## [Problem set]
[a] In the background section on thin wall profile members, what does the abbreviation TPM stand for?
[b] Return the part of the background section on thin wall profile members starting with "2. Background Information" and going on through "wall profile member.", copied word for word.
[c] Write the next part of the background section on thin wall profile members, picking up after its final sentence.

2. Background Information

Widespread types of structural units applied in building and in mechanical engineering are compressed thin wall structure members constituting thin wall profile members. They enable to meet strict operational requirements with respect to articles providing resolution of the “weight-strength” compromise, viz., stability and stiffness under compressive force providing minimization of weight. Minimization of the weight of thin wall structures encounters the issue of lack of a single dependence interconnecting multitude of parameters, in particular, critical stress, external load, material, dimensions and shape of cross-section of a thin wall profile member.

Known thin wall profile members (hereinafter, TPMs) are made with a shape and cross section dimensions constant along their length, for example, a TPM of a closed triangular or rectangular shape comprising main strip(s) and additional strip(s) with common reinforcing ribs [Reference 1]; [Reference 2, p. 33, FIG. 20]. The drawback of this known TPM is the narrow range of its applicability related to the restrictions brought about by its specific shape. Besides, the relations of dimensions of the cross section of this TPM are not optimal from the viewpoint of its weight minimization.

## [Information supplied]
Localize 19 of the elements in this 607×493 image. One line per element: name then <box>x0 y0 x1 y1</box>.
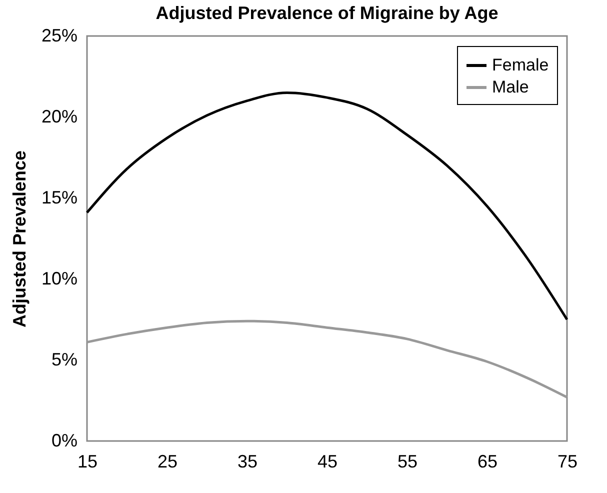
x-tick-label: 45 <box>317 452 338 472</box>
chart-title: Adjusted Prevalence of Migraine by Age <box>156 3 498 23</box>
x-tick-label: 65 <box>477 452 498 472</box>
line-series <box>86 91 568 321</box>
y-tick-label: 20% <box>41 106 78 126</box>
legend-label: Female <box>492 56 549 74</box>
x-tick-label: 55 <box>397 452 418 472</box>
x-tick-label: 25 <box>157 452 178 472</box>
legend-label: Male <box>492 78 529 96</box>
y-tick-label: 10% <box>41 268 78 288</box>
y-tick-label: 15% <box>41 188 78 208</box>
x-tick-label: 35 <box>237 452 258 472</box>
y-tick-label: 0% <box>51 430 78 450</box>
x-tick-label: 75 <box>557 452 578 472</box>
x-tick-label: 15 <box>77 452 98 472</box>
y-axis-title: Adjusted Prevalence <box>9 150 30 328</box>
line-series <box>86 320 568 399</box>
y-tick-label: 25% <box>41 26 78 46</box>
y-tick-label: 5% <box>51 350 78 370</box>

## [Outputs by task]
[a] Thin wall profile member.

[b]
2. Background Information

Widespread types of structural units applied in building and in mechanical engineering are compressed thin wall structure members constituting thin wall profile members. They enable to meet strict operational requirements with respect to articles providing resolution of the “weight-strength” compromise, viz., stability and stiffness under compressive force providing minimization of weight. Minimization of the weight of thin wall structures encounters the issue of lack of a single dependence interconnecting multitude of parameters, in particular, critical stress, external load, material, dimensions and shape of cross-section of a thin wall profile member.

[c]
Other TPMs are made with a shape and cross-section dimensions constant along their length and comprise main strip(s) and additional strip(s) with common reinforcing rib(s) and free reinforcing ribs. As TPMs of such kind, the most common types of TPMs can be considered, for example, I-shaped, Z-shaped, C-shaped, T-shaped, L-shaped, etc, [Reference 3]; [Reference 4]; [Reference 2, p. 32, FIG. 18; p. 122, FIG. 111; p. 153, FIG. 142]. Embodiments of TPMs having these shapes and with known ratios of cross-section dimensions are not optimal either in terms of weight minimization.

Also TPMs are made with shapes and cross-section dimensions constant along their length and comprise main strip(s) and additional strip(s) with common reinforcing ribs and free reinforcing rib(s) such as, for example, a U-shaped TPM, [Reference 5]; [Reference 6]; [Reference 7]; [Reference 8]; [Reference 2, p. 110FIG. 101:, p. 111, FIG. 102].

During the production of these TPMs with the thus selected cross-section dimensions [References 1-8], the effect of “spacing” of cross section material was not accounted for accurately enough. As a result, at a higher moment of inertia, the respectively higher overall stability is achieved, while the local stability is thereby reduced. Due to this, it proves impossible to establish how close is the selected version of cross-section dimensions to the one with the minimum area, hence with the minimum TPM weight.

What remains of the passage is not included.